- **WHAT THE TASK ASKS**: Copy each record exactly as it reads, leaving out any pictures it holds.

Dataset entries on figures
·····
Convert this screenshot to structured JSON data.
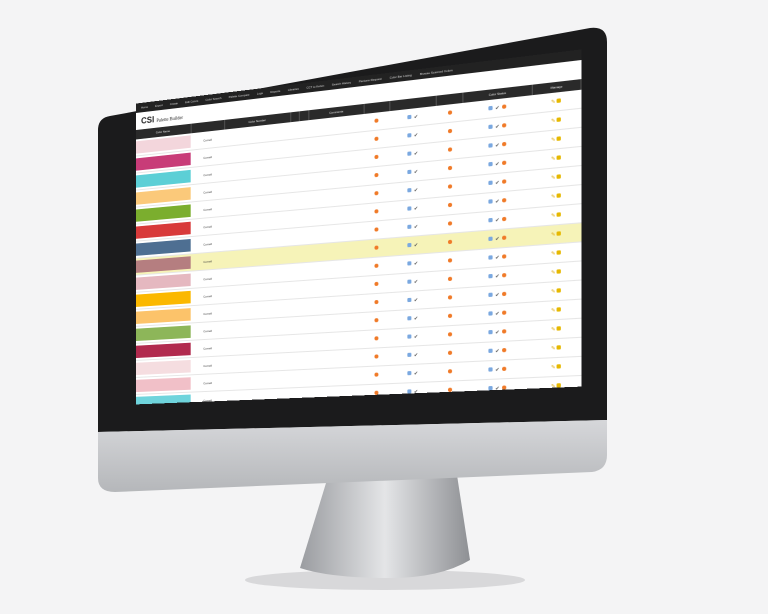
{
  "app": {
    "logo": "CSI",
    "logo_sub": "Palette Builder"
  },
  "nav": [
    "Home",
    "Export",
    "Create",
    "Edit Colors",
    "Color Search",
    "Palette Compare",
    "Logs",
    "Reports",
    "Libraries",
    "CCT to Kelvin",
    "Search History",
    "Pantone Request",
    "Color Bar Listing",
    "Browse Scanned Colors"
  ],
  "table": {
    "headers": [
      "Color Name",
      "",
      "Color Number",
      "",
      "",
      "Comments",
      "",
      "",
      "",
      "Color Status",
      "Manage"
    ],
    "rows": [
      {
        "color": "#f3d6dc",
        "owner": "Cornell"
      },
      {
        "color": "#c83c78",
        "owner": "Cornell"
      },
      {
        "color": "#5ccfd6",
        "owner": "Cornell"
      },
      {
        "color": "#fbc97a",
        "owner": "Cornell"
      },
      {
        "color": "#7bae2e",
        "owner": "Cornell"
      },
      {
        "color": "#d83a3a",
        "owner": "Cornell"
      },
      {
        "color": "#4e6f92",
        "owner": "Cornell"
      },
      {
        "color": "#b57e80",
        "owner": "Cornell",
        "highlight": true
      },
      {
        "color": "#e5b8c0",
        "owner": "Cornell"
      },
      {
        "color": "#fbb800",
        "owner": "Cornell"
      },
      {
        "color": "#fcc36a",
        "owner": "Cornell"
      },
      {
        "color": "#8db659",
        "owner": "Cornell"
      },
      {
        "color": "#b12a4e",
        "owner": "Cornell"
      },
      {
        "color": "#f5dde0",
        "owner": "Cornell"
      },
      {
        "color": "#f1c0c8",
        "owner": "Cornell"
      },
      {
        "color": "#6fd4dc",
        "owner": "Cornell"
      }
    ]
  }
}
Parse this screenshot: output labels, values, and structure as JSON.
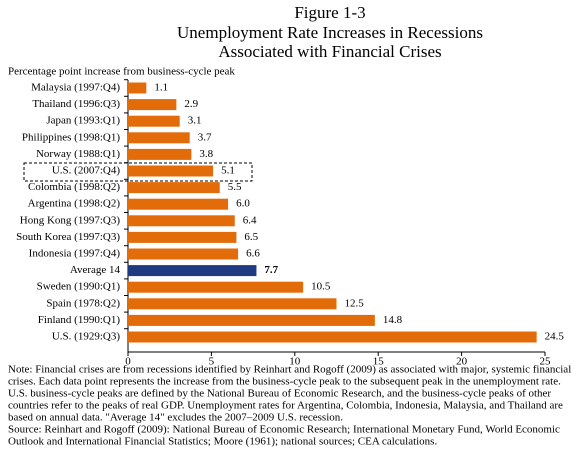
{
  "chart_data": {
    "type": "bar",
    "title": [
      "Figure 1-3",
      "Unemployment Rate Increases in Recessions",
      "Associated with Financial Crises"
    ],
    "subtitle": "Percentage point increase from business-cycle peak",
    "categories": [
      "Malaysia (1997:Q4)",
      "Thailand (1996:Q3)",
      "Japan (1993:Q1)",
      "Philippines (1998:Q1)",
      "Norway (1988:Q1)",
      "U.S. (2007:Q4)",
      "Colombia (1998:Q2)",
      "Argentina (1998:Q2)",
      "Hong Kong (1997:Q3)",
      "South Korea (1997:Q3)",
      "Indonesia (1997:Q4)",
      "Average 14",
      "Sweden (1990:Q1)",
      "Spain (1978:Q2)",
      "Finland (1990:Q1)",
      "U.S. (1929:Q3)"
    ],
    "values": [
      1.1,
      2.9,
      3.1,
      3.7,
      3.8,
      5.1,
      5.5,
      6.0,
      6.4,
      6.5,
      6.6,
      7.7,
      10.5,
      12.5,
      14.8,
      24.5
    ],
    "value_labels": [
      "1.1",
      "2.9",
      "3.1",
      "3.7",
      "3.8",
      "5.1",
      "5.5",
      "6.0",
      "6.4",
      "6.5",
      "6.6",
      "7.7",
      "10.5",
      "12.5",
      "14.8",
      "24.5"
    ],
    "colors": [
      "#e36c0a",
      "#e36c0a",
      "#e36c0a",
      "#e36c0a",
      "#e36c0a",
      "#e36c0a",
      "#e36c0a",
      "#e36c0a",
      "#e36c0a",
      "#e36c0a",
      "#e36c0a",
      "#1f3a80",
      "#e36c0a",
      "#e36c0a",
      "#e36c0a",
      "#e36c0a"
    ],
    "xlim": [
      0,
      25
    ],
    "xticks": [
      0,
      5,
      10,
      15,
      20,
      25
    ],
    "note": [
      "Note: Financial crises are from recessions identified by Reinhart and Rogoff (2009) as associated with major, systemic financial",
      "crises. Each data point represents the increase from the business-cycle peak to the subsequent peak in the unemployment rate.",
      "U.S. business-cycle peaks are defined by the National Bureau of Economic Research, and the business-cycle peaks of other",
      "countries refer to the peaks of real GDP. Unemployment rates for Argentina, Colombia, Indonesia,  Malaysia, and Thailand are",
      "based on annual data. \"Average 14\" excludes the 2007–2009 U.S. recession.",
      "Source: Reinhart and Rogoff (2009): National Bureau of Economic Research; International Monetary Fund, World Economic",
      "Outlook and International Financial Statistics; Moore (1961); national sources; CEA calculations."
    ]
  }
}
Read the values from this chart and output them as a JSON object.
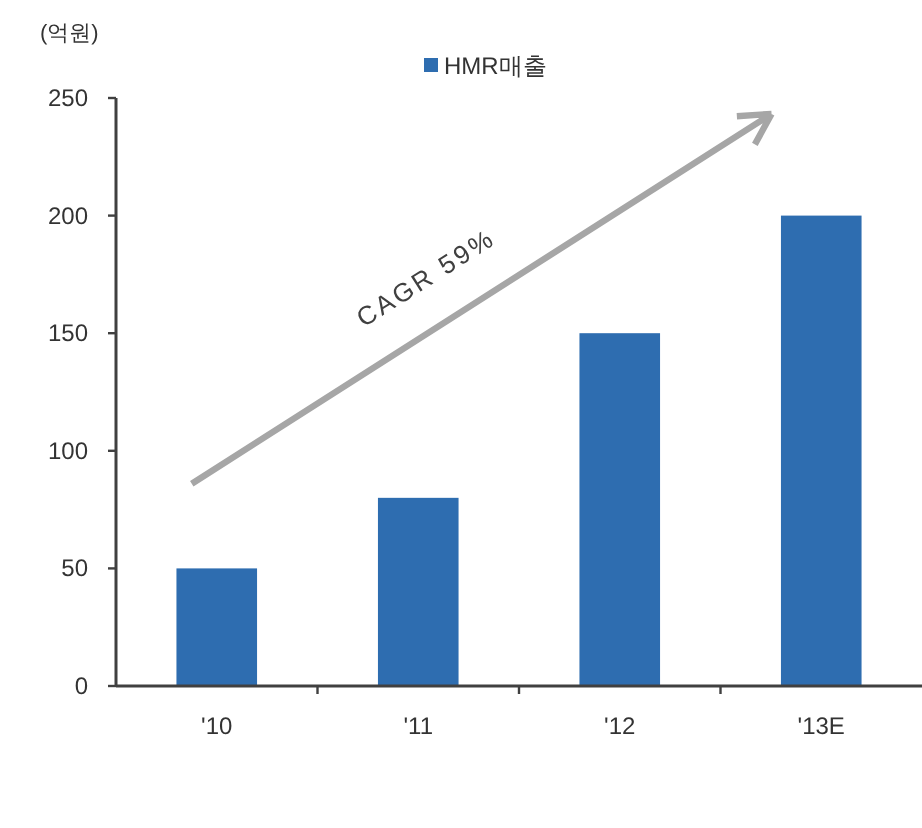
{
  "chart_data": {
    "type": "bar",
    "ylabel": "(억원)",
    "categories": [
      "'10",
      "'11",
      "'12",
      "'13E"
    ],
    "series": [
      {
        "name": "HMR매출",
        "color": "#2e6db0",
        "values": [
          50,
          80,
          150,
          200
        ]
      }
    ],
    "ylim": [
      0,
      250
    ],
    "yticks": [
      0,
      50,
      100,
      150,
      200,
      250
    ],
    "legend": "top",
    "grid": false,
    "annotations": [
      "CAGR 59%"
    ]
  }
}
·····
- **RESULT OF THIS EXERCISE**:
Convert this screenshot to structured JSON data.
{
  "app": {
    "logo": "CSI",
    "logo_sub": "Palette Builder"
  },
  "nav": [
    "Home",
    "Export",
    "Create",
    "Edit Colors",
    "Color Search",
    "Palette Compare",
    "Logs",
    "Reports",
    "Libraries",
    "CCT to Kelvin",
    "Search History",
    "Pantone Request",
    "Color Bar Listing",
    "Browse Scanned Colors"
  ],
  "table": {
    "headers": [
      "Color Name",
      "",
      "Color Number",
      "",
      "",
      "Comments",
      "",
      "",
      "",
      "Color Status",
      "Manage"
    ],
    "rows": [
      {
        "color": "#f3d6dc",
        "owner": "Cornell"
      },
      {
        "color": "#c83c78",
        "owner": "Cornell"
      },
      {
        "color": "#5ccfd6",
        "owner": "Cornell"
      },
      {
        "color": "#fbc97a",
        "owner": "Cornell"
      },
      {
        "color": "#7bae2e",
        "owner": "Cornell"
      },
      {
        "color": "#d83a3a",
        "owner": "Cornell"
      },
      {
        "color": "#4e6f92",
        "owner": "Cornell"
      },
      {
        "color": "#b57e80",
        "owner": "Cornell",
        "highlight": true
      },
      {
        "color": "#e5b8c0",
        "owner": "Cornell"
      },
      {
        "color": "#fbb800",
        "owner": "Cornell"
      },
      {
        "color": "#fcc36a",
        "owner": "Cornell"
      },
      {
        "color": "#8db659",
        "owner": "Cornell"
      },
      {
        "color": "#b12a4e",
        "owner": "Cornell"
      },
      {
        "color": "#f5dde0",
        "owner": "Cornell"
      },
      {
        "color": "#f1c0c8",
        "owner": "Cornell"
      },
      {
        "color": "#6fd4dc",
        "owner": "Cornell"
      }
    ]
  }
}
Parse this screenshot: output labels, values, and structure as JSON.
{
  "chart_data": {
    "type": "bar",
    "title": [
      "Figure 1-3",
      "Unemployment Rate Increases in Recessions",
      "Associated with Financial Crises"
    ],
    "subtitle": "Percentage point increase from business-cycle peak",
    "categories": [
      "Malaysia (1997:Q4)",
      "Thailand (1996:Q3)",
      "Japan (1993:Q1)",
      "Philippines (1998:Q1)",
      "Norway (1988:Q1)",
      "U.S. (2007:Q4)",
      "Colombia (1998:Q2)",
      "Argentina (1998:Q2)",
      "Hong Kong (1997:Q3)",
      "South Korea (1997:Q3)",
      "Indonesia (1997:Q4)",
      "Average 14",
      "Sweden (1990:Q1)",
      "Spain (1978:Q2)",
      "Finland (1990:Q1)",
      "U.S. (1929:Q3)"
    ],
    "values": [
      1.1,
      2.9,
      3.1,
      3.7,
      3.8,
      5.1,
      5.5,
      6.0,
      6.4,
      6.5,
      6.6,
      7.7,
      10.5,
      12.5,
      14.8,
      24.5
    ],
    "value_labels": [
      "1.1",
      "2.9",
      "3.1",
      "3.7",
      "3.8",
      "5.1",
      "5.5",
      "6.0",
      "6.4",
      "6.5",
      "6.6",
      "7.7",
      "10.5",
      "12.5",
      "14.8",
      "24.5"
    ],
    "colors": [
      "#e36c0a",
      "#e36c0a",
      "#e36c0a",
      "#e36c0a",
      "#e36c0a",
      "#e36c0a",
      "#e36c0a",
      "#e36c0a",
      "#e36c0a",
      "#e36c0a",
      "#e36c0a",
      "#1f3a80",
      "#e36c0a",
      "#e36c0a",
      "#e36c0a",
      "#e36c0a"
    ],
    "xlim": [
      0,
      25
    ],
    "xticks": [
      0,
      5,
      10,
      15,
      20,
      25
    ],
    "note": [
      "Note: Financial crises are from recessions identified by Reinhart and Rogoff (2009) as associated with major, systemic financial",
      "crises. Each data point represents the increase from the business-cycle peak to the subsequent peak in the unemployment rate.",
      "U.S. business-cycle peaks are defined by the National Bureau of Economic Research, and the business-cycle peaks of other",
      "countries refer to the peaks of real GDP. Unemployment rates for Argentina, Colombia, Indonesia,  Malaysia, and Thailand are",
      "based on annual data. \"Average 14\" excludes the 2007–2009 U.S. recession.",
      "Source: Reinhart and Rogoff (2009): National Bureau of Economic Research; International Monetary Fund, World Economic",
      "Outlook and International Financial Statistics; Moore (1961); national sources; CEA calculations."
    ]
  }
}
Read the values from this chart and output them as a JSON object.
{
  "chart_data": {
    "type": "bar",
    "ylabel": "(억원)",
    "categories": [
      "'10",
      "'11",
      "'12",
      "'13E"
    ],
    "series": [
      {
        "name": "HMR매출",
        "color": "#2e6db0",
        "values": [
          50,
          80,
          150,
          200
        ]
      }
    ],
    "ylim": [
      0,
      250
    ],
    "yticks": [
      0,
      50,
      100,
      150,
      200,
      250
    ],
    "legend": "top",
    "grid": false,
    "annotations": [
      "CAGR 59%"
    ]
  }
}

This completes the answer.